• INSTRUCTIONS FOR THE TASK:
Reproduce the data below in full and exclude every picture.

[Figure content listings]
○ ○ ○ ○
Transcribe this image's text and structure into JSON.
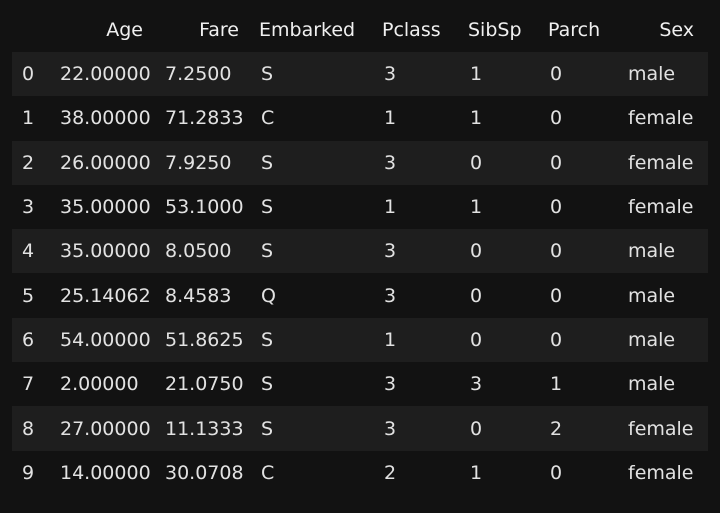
{
  "table": {
    "columns": [
      "Age",
      "Fare",
      "Embarked",
      "Pclass",
      "SibSp",
      "Parch",
      "Sex"
    ],
    "rows": [
      {
        "index": "0",
        "Age": "22.00000",
        "Fare": "7.2500",
        "Embarked": "S",
        "Pclass": "3",
        "SibSp": "1",
        "Parch": "0",
        "Sex": "male"
      },
      {
        "index": "1",
        "Age": "38.00000",
        "Fare": "71.2833",
        "Embarked": "C",
        "Pclass": "1",
        "SibSp": "1",
        "Parch": "0",
        "Sex": "female"
      },
      {
        "index": "2",
        "Age": "26.00000",
        "Fare": "7.9250",
        "Embarked": "S",
        "Pclass": "3",
        "SibSp": "0",
        "Parch": "0",
        "Sex": "female"
      },
      {
        "index": "3",
        "Age": "35.00000",
        "Fare": "53.1000",
        "Embarked": "S",
        "Pclass": "1",
        "SibSp": "1",
        "Parch": "0",
        "Sex": "female"
      },
      {
        "index": "4",
        "Age": "35.00000",
        "Fare": "8.0500",
        "Embarked": "S",
        "Pclass": "3",
        "SibSp": "0",
        "Parch": "0",
        "Sex": "male"
      },
      {
        "index": "5",
        "Age": "25.14062",
        "Fare": "8.4583",
        "Embarked": "Q",
        "Pclass": "3",
        "SibSp": "0",
        "Parch": "0",
        "Sex": "male"
      },
      {
        "index": "6",
        "Age": "54.00000",
        "Fare": "51.8625",
        "Embarked": "S",
        "Pclass": "1",
        "SibSp": "0",
        "Parch": "0",
        "Sex": "male"
      },
      {
        "index": "7",
        "Age": "2.00000",
        "Fare": "21.0750",
        "Embarked": "S",
        "Pclass": "3",
        "SibSp": "3",
        "Parch": "1",
        "Sex": "male"
      },
      {
        "index": "8",
        "Age": "27.00000",
        "Fare": "11.1333",
        "Embarked": "S",
        "Pclass": "3",
        "SibSp": "0",
        "Parch": "2",
        "Sex": "female"
      },
      {
        "index": "9",
        "Age": "14.00000",
        "Fare": "30.0708",
        "Embarked": "C",
        "Pclass": "2",
        "SibSp": "1",
        "Parch": "0",
        "Sex": "female"
      }
    ]
  },
  "colors": {
    "background": "#121212",
    "row_stripe": "#1e1e1e",
    "text": "#e6e6e6"
  }
}
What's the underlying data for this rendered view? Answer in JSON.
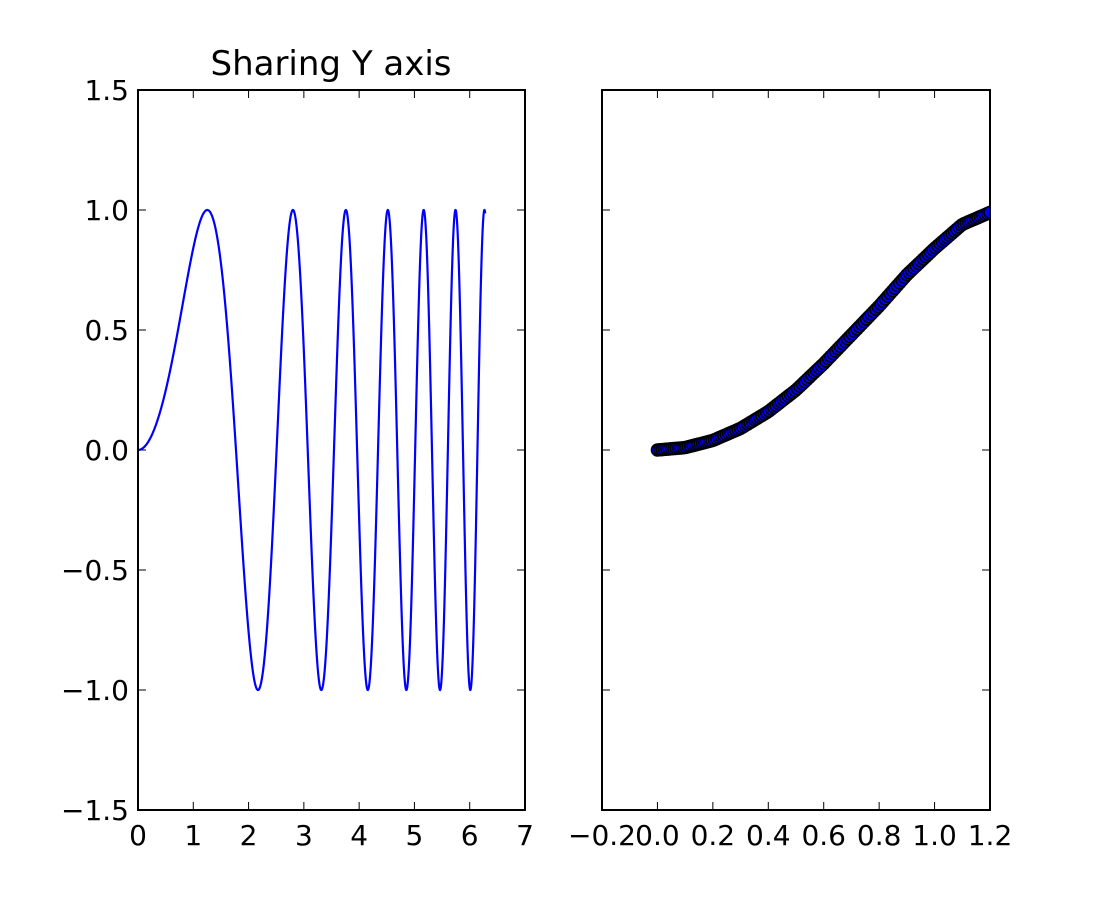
{
  "chart_data": [
    {
      "type": "line",
      "title": "Sharing Y axis",
      "xlabel": "",
      "ylabel": "",
      "xlim": [
        0,
        7
      ],
      "ylim": [
        -1.5,
        1.5
      ],
      "xticks": [
        "0",
        "1",
        "2",
        "3",
        "4",
        "5",
        "6",
        "7"
      ],
      "yticks": [
        "−1.5",
        "−1.0",
        "−0.5",
        "0.0",
        "0.5",
        "1.0",
        "1.5"
      ],
      "grid": false,
      "series": [
        {
          "function": "y = sin(x^2)",
          "x_range": [
            0,
            6.28
          ],
          "color": "#0000ff"
        }
      ]
    },
    {
      "type": "scatter",
      "title": "",
      "xlabel": "",
      "ylabel": "",
      "xlim": [
        -0.2,
        1.2
      ],
      "ylim": [
        -1.5,
        1.5
      ],
      "xticks": [
        "−0.2",
        "0.0",
        "0.2",
        "0.4",
        "0.6",
        "0.8",
        "1.0",
        "1.2"
      ],
      "yticks": [],
      "sharey": true,
      "grid": false,
      "series": [
        {
          "function": "x = t/(2π), y = sin(t^2) sampled to the same range as the left panel, visible points from (0,0) up to (1.2, 0.99)",
          "x": [
            0.0,
            0.1,
            0.2,
            0.3,
            0.4,
            0.5,
            0.6,
            0.7,
            0.8,
            0.9,
            1.0,
            1.1,
            1.2
          ],
          "y": [
            0.0,
            0.01,
            0.04,
            0.09,
            0.16,
            0.25,
            0.36,
            0.48,
            0.6,
            0.73,
            0.84,
            0.94,
            0.99
          ],
          "marker": "circle",
          "facecolor": "#0000ff",
          "edgecolor": "#000000"
        }
      ]
    }
  ]
}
○ ○ ○ ○
• WORKED SOLUTION:
Transcribe this image's text and structure into JSON.
{
  "table": {
    "columns": [
      "Age",
      "Fare",
      "Embarked",
      "Pclass",
      "SibSp",
      "Parch",
      "Sex"
    ],
    "rows": [
      {
        "index": "0",
        "Age": "22.00000",
        "Fare": "7.2500",
        "Embarked": "S",
        "Pclass": "3",
        "SibSp": "1",
        "Parch": "0",
        "Sex": "male"
      },
      {
        "index": "1",
        "Age": "38.00000",
        "Fare": "71.2833",
        "Embarked": "C",
        "Pclass": "1",
        "SibSp": "1",
        "Parch": "0",
        "Sex": "female"
      },
      {
        "index": "2",
        "Age": "26.00000",
        "Fare": "7.9250",
        "Embarked": "S",
        "Pclass": "3",
        "SibSp": "0",
        "Parch": "0",
        "Sex": "female"
      },
      {
        "index": "3",
        "Age": "35.00000",
        "Fare": "53.1000",
        "Embarked": "S",
        "Pclass": "1",
        "SibSp": "1",
        "Parch": "0",
        "Sex": "female"
      },
      {
        "index": "4",
        "Age": "35.00000",
        "Fare": "8.0500",
        "Embarked": "S",
        "Pclass": "3",
        "SibSp": "0",
        "Parch": "0",
        "Sex": "male"
      },
      {
        "index": "5",
        "Age": "25.14062",
        "Fare": "8.4583",
        "Embarked": "Q",
        "Pclass": "3",
        "SibSp": "0",
        "Parch": "0",
        "Sex": "male"
      },
      {
        "index": "6",
        "Age": "54.00000",
        "Fare": "51.8625",
        "Embarked": "S",
        "Pclass": "1",
        "SibSp": "0",
        "Parch": "0",
        "Sex": "male"
      },
      {
        "index": "7",
        "Age": "2.00000",
        "Fare": "21.0750",
        "Embarked": "S",
        "Pclass": "3",
        "SibSp": "3",
        "Parch": "1",
        "Sex": "male"
      },
      {
        "index": "8",
        "Age": "27.00000",
        "Fare": "11.1333",
        "Embarked": "S",
        "Pclass": "3",
        "SibSp": "0",
        "Parch": "2",
        "Sex": "female"
      },
      {
        "index": "9",
        "Age": "14.00000",
        "Fare": "30.0708",
        "Embarked": "C",
        "Pclass": "2",
        "SibSp": "1",
        "Parch": "0",
        "Sex": "female"
      }
    ]
  },
  "colors": {
    "background": "#121212",
    "row_stripe": "#1e1e1e",
    "text": "#e6e6e6"
  }
}
What's the underlying data for this rendered view? Answer in JSON.
{
  "chart_data": [
    {
      "type": "line",
      "title": "Sharing Y axis",
      "xlabel": "",
      "ylabel": "",
      "xlim": [
        0,
        7
      ],
      "ylim": [
        -1.5,
        1.5
      ],
      "xticks": [
        "0",
        "1",
        "2",
        "3",
        "4",
        "5",
        "6",
        "7"
      ],
      "yticks": [
        "−1.5",
        "−1.0",
        "−0.5",
        "0.0",
        "0.5",
        "1.0",
        "1.5"
      ],
      "grid": false,
      "series": [
        {
          "function": "y = sin(x^2)",
          "x_range": [
            0,
            6.28
          ],
          "color": "#0000ff"
        }
      ]
    },
    {
      "type": "scatter",
      "title": "",
      "xlabel": "",
      "ylabel": "",
      "xlim": [
        -0.2,
        1.2
      ],
      "ylim": [
        -1.5,
        1.5
      ],
      "xticks": [
        "−0.2",
        "0.0",
        "0.2",
        "0.4",
        "0.6",
        "0.8",
        "1.0",
        "1.2"
      ],
      "yticks": [],
      "sharey": true,
      "grid": false,
      "series": [
        {
          "function": "x = t/(2π), y = sin(t^2) sampled to the same range as the left panel, visible points from (0,0) up to (1.2, 0.99)",
          "x": [
            0.0,
            0.1,
            0.2,
            0.3,
            0.4,
            0.5,
            0.6,
            0.7,
            0.8,
            0.9,
            1.0,
            1.1,
            1.2
          ],
          "y": [
            0.0,
            0.01,
            0.04,
            0.09,
            0.16,
            0.25,
            0.36,
            0.48,
            0.6,
            0.73,
            0.84,
            0.94,
            0.99
          ],
          "marker": "circle",
          "facecolor": "#0000ff",
          "edgecolor": "#000000"
        }
      ]
    }
  ]
}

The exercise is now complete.